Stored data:
____________
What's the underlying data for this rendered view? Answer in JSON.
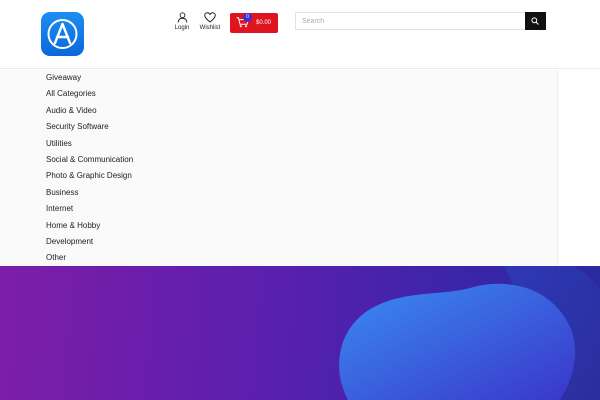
{
  "header": {
    "login_label": "Login",
    "wishlist_label": "Wishlist",
    "cart": {
      "count": "0",
      "total": "$0.00"
    },
    "search": {
      "placeholder": "Search",
      "value": ""
    }
  },
  "categories": [
    "Giveaway",
    "All Categories",
    "Audio & Video",
    "Security Software",
    "Utilities",
    "Social & Communication",
    "Photo & Graphic Design",
    "Business",
    "Internet",
    "Home & Hobby",
    "Development",
    "Other"
  ],
  "colors": {
    "brand_blue": "#1c8ef3",
    "cart_red": "#e0141e",
    "badge": "#3b2fd4",
    "hero_start": "#7d1ea8",
    "hero_end": "#2a2a9e"
  }
}
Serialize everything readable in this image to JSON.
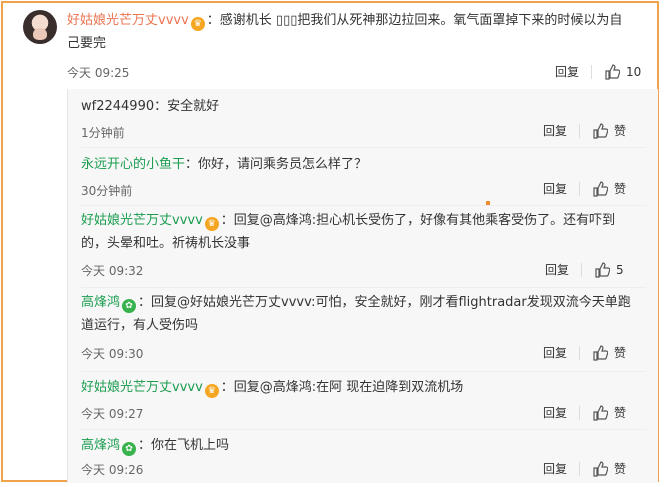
{
  "main": {
    "username": "好姑娘光芒万丈vvvv",
    "badge": "♛",
    "text_line1": "：感谢机长 ▯▯▯把我们从死神那边拉回来。氧气面罩掉下来的时候以为自",
    "text_line2": "己要完",
    "time": "今天 09:25",
    "reply_label": "回复",
    "like_count": "10"
  },
  "replies": [
    {
      "username": "wf2244990",
      "text_line1": "：安全就好",
      "text_line2": "",
      "time": "1分钟前",
      "reply_label": "回复",
      "like_label": "赞"
    },
    {
      "username": "永远开心的小鱼干",
      "text_line1": "：你好，请问乘务员怎么样了？",
      "text_line2": "",
      "time": "30分钟前",
      "reply_label": "回复",
      "like_label": "赞"
    },
    {
      "username": "好姑娘光芒万丈vvvv",
      "badge": "♛",
      "text_line1": "：回复@高烽鸿:担心机长受伤了，好像有其他乘客受伤了。还有吓到",
      "text_line2": "的，头晕和吐。祈祷机长没事",
      "time": "今天 09:32",
      "reply_label": "回复",
      "like_label": "5"
    },
    {
      "username": "高烽鸿",
      "badge": "✿",
      "text_line1": "：回复@好姑娘光芒万丈vvvv:可怕，安全就好，刚才看flightradar发现双流今天单跑",
      "text_line2": "道运行，有人受伤吗",
      "time": "今天 09:30",
      "reply_label": "回复",
      "like_label": "赞"
    },
    {
      "username": "好姑娘光芒万丈vvvv",
      "badge": "♛",
      "text_line1": "：回复@高烽鸿:在阿 现在迫降到双流机场",
      "text_line2": "",
      "time": "今天 09:27",
      "reply_label": "回复",
      "like_label": "赞"
    },
    {
      "username": "高烽鸿",
      "badge": "✿",
      "text_line1": "：你在飞机上吗",
      "text_line2": "",
      "time": "今天 09:26",
      "reply_label": "回复",
      "like_label": "赞"
    }
  ],
  "colors": {
    "border": "#f0a24d",
    "username": "#eb7350",
    "alt_username": "#1b9d4f"
  }
}
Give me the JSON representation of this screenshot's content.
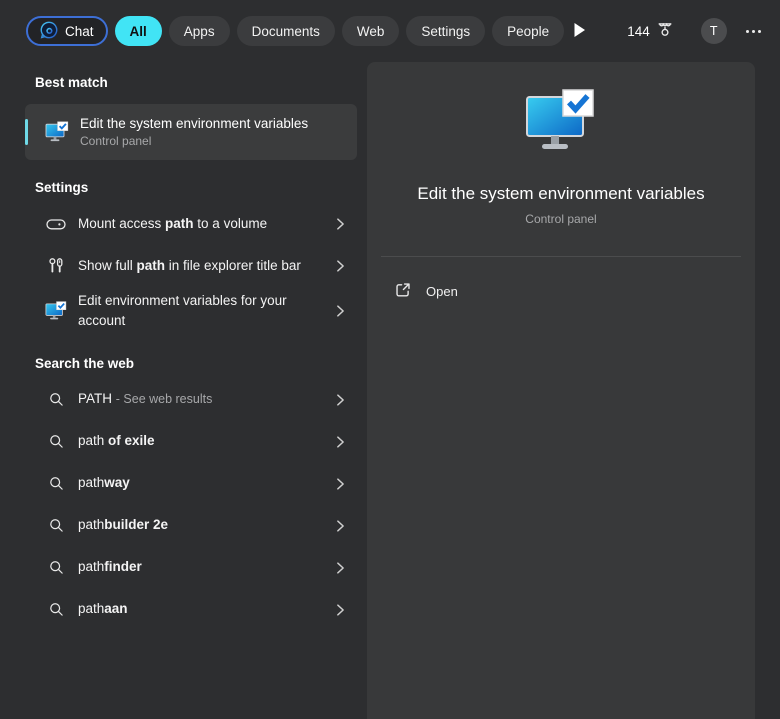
{
  "colors": {
    "all_pill": "#41e4f5",
    "accent_bar": "#6fd9e7",
    "chat_border": "#3d6fd6",
    "check_blue": "#1574d4"
  },
  "topbar": {
    "chat_label": "Chat",
    "tabs": [
      {
        "label": "All",
        "selected": true
      },
      {
        "label": "Apps"
      },
      {
        "label": "Documents"
      },
      {
        "label": "Web"
      },
      {
        "label": "Settings"
      },
      {
        "label": "People"
      }
    ],
    "rewards_count": "144",
    "avatar_initial": "T"
  },
  "best_match": {
    "header": "Best match",
    "title": "Edit the system environment variables",
    "subtitle": "Control panel",
    "icon": "system-env-monitor-icon"
  },
  "sections": [
    {
      "header": "Settings",
      "items": [
        {
          "icon": "drive-icon",
          "segments": [
            {
              "t": "Mount access "
            },
            {
              "t": "path",
              "b": true
            },
            {
              "t": " to a volume"
            }
          ]
        },
        {
          "icon": "tools-icon",
          "segments": [
            {
              "t": "Show full "
            },
            {
              "t": "path",
              "b": true
            },
            {
              "t": " in file explorer title bar"
            }
          ]
        },
        {
          "icon": "system-env-monitor-icon",
          "segments": [
            {
              "t": "Edit environment variables for your account"
            }
          ]
        }
      ]
    },
    {
      "header": "Search the web",
      "items": [
        {
          "icon": "search-icon",
          "segments": [
            {
              "t": "PATH "
            },
            {
              "t": "- See web results",
              "dim": true
            }
          ]
        },
        {
          "icon": "search-icon",
          "segments": [
            {
              "t": "path "
            },
            {
              "t": "of exile",
              "b": true
            }
          ]
        },
        {
          "icon": "search-icon",
          "segments": [
            {
              "t": "path"
            },
            {
              "t": "way",
              "b": true
            }
          ]
        },
        {
          "icon": "search-icon",
          "segments": [
            {
              "t": "path"
            },
            {
              "t": "builder 2e",
              "b": true
            }
          ]
        },
        {
          "icon": "search-icon",
          "segments": [
            {
              "t": "path"
            },
            {
              "t": "finder",
              "b": true
            }
          ]
        },
        {
          "icon": "search-icon",
          "segments": [
            {
              "t": "path"
            },
            {
              "t": "aan",
              "b": true
            }
          ]
        }
      ]
    }
  ],
  "preview": {
    "icon": "system-env-monitor-large-icon",
    "title": "Edit the system environment variables",
    "subtitle": "Control panel",
    "open_label": "Open",
    "open_icon": "open-external-icon"
  }
}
____________
▶ **Objective**
Retype the records exactly. Any image in them should not appear in what you write.

▶ **Answer**
What's the underlying data for this rendered view? Answer in JSON.
{
  "header": {
    "login_label": "Login",
    "wishlist_label": "Wishlist",
    "cart": {
      "count": "0",
      "total": "$0.00"
    },
    "search": {
      "placeholder": "Search",
      "value": ""
    }
  },
  "categories": [
    "Giveaway",
    "All Categories",
    "Audio & Video",
    "Security Software",
    "Utilities",
    "Social & Communication",
    "Photo & Graphic Design",
    "Business",
    "Internet",
    "Home & Hobby",
    "Development",
    "Other"
  ],
  "colors": {
    "brand_blue": "#1c8ef3",
    "cart_red": "#e0141e",
    "badge": "#3b2fd4",
    "hero_start": "#7d1ea8",
    "hero_end": "#2a2a9e"
  }
}
Serialize everything readable in this image to JSON.
{
  "main": {
    "username": "好姑娘光芒万丈vvvv",
    "badge": "♛",
    "text_line1": "：感谢机长 ▯▯▯把我们从死神那边拉回来。氧气面罩掉下来的时候以为自",
    "text_line2": "己要完",
    "time": "今天 09:25",
    "reply_label": "回复",
    "like_count": "10"
  },
  "replies": [
    {
      "username": "wf2244990",
      "text_line1": "：安全就好",
      "text_line2": "",
      "time": "1分钟前",
      "reply_label": "回复",
      "like_label": "赞"
    },
    {
      "username": "永远开心的小鱼干",
      "text_line1": "：你好，请问乘务员怎么样了？",
      "text_line2": "",
      "time": "30分钟前",
      "reply_label": "回复",
      "like_label": "赞"
    },
    {
      "username": "好姑娘光芒万丈vvvv",
      "badge": "♛",
      "text_line1": "：回复@高烽鸿:担心机长受伤了，好像有其他乘客受伤了。还有吓到",
      "text_line2": "的，头晕和吐。祈祷机长没事",
      "time": "今天 09:32",
      "reply_label": "回复",
      "like_label": "5"
    },
    {
      "username": "高烽鸿",
      "badge": "✿",
      "text_line1": "：回复@好姑娘光芒万丈vvvv:可怕，安全就好，刚才看flightradar发现双流今天单跑",
      "text_line2": "道运行，有人受伤吗",
      "time": "今天 09:30",
      "reply_label": "回复",
      "like_label": "赞"
    },
    {
      "username": "好姑娘光芒万丈vvvv",
      "badge": "♛",
      "text_line1": "：回复@高烽鸿:在阿 现在迫降到双流机场",
      "text_line2": "",
      "time": "今天 09:27",
      "reply_label": "回复",
      "like_label": "赞"
    },
    {
      "username": "高烽鸿",
      "badge": "✿",
      "text_line1": "：你在飞机上吗",
      "text_line2": "",
      "time": "今天 09:26",
      "reply_label": "回复",
      "like_label": "赞"
    }
  ],
  "colors": {
    "border": "#f0a24d",
    "username": "#eb7350",
    "alt_username": "#1b9d4f"
  }
}
Give me the JSON representation of this screenshot's content.
{
  "colors": {
    "all_pill": "#41e4f5",
    "accent_bar": "#6fd9e7",
    "chat_border": "#3d6fd6",
    "check_blue": "#1574d4"
  },
  "topbar": {
    "chat_label": "Chat",
    "tabs": [
      {
        "label": "All",
        "selected": true
      },
      {
        "label": "Apps"
      },
      {
        "label": "Documents"
      },
      {
        "label": "Web"
      },
      {
        "label": "Settings"
      },
      {
        "label": "People"
      }
    ],
    "rewards_count": "144",
    "avatar_initial": "T"
  },
  "best_match": {
    "header": "Best match",
    "title": "Edit the system environment variables",
    "subtitle": "Control panel",
    "icon": "system-env-monitor-icon"
  },
  "sections": [
    {
      "header": "Settings",
      "items": [
        {
          "icon": "drive-icon",
          "segments": [
            {
              "t": "Mount access "
            },
            {
              "t": "path",
              "b": true
            },
            {
              "t": " to a volume"
            }
          ]
        },
        {
          "icon": "tools-icon",
          "segments": [
            {
              "t": "Show full "
            },
            {
              "t": "path",
              "b": true
            },
            {
              "t": " in file explorer title bar"
            }
          ]
        },
        {
          "icon": "system-env-monitor-icon",
          "segments": [
            {
              "t": "Edit environment variables for your account"
            }
          ]
        }
      ]
    },
    {
      "header": "Search the web",
      "items": [
        {
          "icon": "search-icon",
          "segments": [
            {
              "t": "PATH "
            },
            {
              "t": "- See web results",
              "dim": true
            }
          ]
        },
        {
          "icon": "search-icon",
          "segments": [
            {
              "t": "path "
            },
            {
              "t": "of exile",
              "b": true
            }
          ]
        },
        {
          "icon": "search-icon",
          "segments": [
            {
              "t": "path"
            },
            {
              "t": "way",
              "b": true
            }
          ]
        },
        {
          "icon": "search-icon",
          "segments": [
            {
              "t": "path"
            },
            {
              "t": "builder 2e",
              "b": true
            }
          ]
        },
        {
          "icon": "search-icon",
          "segments": [
            {
              "t": "path"
            },
            {
              "t": "finder",
              "b": true
            }
          ]
        },
        {
          "icon": "search-icon",
          "segments": [
            {
              "t": "path"
            },
            {
              "t": "aan",
              "b": true
            }
          ]
        }
      ]
    }
  ],
  "preview": {
    "icon": "system-env-monitor-large-icon",
    "title": "Edit the system environment variables",
    "subtitle": "Control panel",
    "open_label": "Open",
    "open_icon": "open-external-icon"
  }
}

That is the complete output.